Stored data entries

_ _ _ _ _

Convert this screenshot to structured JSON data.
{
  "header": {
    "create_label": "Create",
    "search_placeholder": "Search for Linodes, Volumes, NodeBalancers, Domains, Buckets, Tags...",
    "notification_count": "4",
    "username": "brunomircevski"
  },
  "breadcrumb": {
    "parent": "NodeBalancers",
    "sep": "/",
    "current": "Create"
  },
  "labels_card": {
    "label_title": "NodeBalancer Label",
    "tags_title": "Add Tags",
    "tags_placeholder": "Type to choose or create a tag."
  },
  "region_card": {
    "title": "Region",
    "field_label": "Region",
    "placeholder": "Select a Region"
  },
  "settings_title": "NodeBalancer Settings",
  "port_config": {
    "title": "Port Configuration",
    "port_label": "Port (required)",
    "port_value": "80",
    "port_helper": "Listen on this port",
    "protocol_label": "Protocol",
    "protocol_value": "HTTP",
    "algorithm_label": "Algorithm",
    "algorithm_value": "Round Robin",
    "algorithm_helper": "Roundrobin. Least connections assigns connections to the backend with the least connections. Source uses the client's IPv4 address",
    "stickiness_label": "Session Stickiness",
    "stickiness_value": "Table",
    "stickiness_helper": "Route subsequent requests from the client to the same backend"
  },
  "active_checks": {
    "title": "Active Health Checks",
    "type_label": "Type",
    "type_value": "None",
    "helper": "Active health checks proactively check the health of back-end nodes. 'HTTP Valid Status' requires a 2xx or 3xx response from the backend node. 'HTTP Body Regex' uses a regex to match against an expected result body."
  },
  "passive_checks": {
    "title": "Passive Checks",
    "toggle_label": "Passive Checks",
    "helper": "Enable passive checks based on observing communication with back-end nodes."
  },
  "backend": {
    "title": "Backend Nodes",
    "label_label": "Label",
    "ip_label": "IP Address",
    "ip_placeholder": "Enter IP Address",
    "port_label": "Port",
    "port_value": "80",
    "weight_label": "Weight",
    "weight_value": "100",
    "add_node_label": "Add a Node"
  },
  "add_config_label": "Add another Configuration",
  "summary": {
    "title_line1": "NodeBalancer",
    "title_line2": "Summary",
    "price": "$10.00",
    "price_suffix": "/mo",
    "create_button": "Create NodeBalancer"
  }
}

_ _ _ _ _

Set exercise: Take the lines above and retype all of them exactly.

Written answer:
Convert this screenshot to structured JSON data.
{
  "header": {
    "create_label": "Create",
    "search_placeholder": "Search for Linodes, Volumes, NodeBalancers, Domains, Buckets, Tags...",
    "notification_count": "4",
    "username": "brunomircevski"
  },
  "breadcrumb": {
    "parent": "NodeBalancers",
    "sep": "/",
    "current": "Create"
  },
  "labels_card": {
    "label_title": "NodeBalancer Label",
    "tags_title": "Add Tags",
    "tags_placeholder": "Type to choose or create a tag."
  },
  "region_card": {
    "title": "Region",
    "field_label": "Region",
    "placeholder": "Select a Region"
  },
  "settings_title": "NodeBalancer Settings",
  "port_config": {
    "title": "Port Configuration",
    "port_label": "Port (required)",
    "port_value": "80",
    "port_helper": "Listen on this port",
    "protocol_label": "Protocol",
    "protocol_value": "HTTP",
    "algorithm_label": "Algorithm",
    "algorithm_value": "Round Robin",
    "algorithm_helper": "Roundrobin. Least connections assigns connections to the backend with the least connections. Source uses the client's IPv4 address",
    "stickiness_label": "Session Stickiness",
    "stickiness_value": "Table",
    "stickiness_helper": "Route subsequent requests from the client to the same backend"
  },
  "active_checks": {
    "title": "Active Health Checks",
    "type_label": "Type",
    "type_value": "None",
    "helper": "Active health checks proactively check the health of back-end nodes. 'HTTP Valid Status' requires a 2xx or 3xx response from the backend node. 'HTTP Body Regex' uses a regex to match against an expected result body."
  },
  "passive_checks": {
    "title": "Passive Checks",
    "toggle_label": "Passive Checks",
    "helper": "Enable passive checks based on observing communication with back-end nodes."
  },
  "backend": {
    "title": "Backend Nodes",
    "label_label": "Label",
    "ip_label": "IP Address",
    "ip_placeholder": "Enter IP Address",
    "port_label": "Port",
    "port_value": "80",
    "weight_label": "Weight",
    "weight_value": "100",
    "add_node_label": "Add a Node"
  },
  "add_config_label": "Add another Configuration",
  "summary": {
    "title_line1": "NodeBalancer",
    "title_line2": "Summary",
    "price": "$10.00",
    "price_suffix": "/mo",
    "create_button": "Create NodeBalancer"
  }
}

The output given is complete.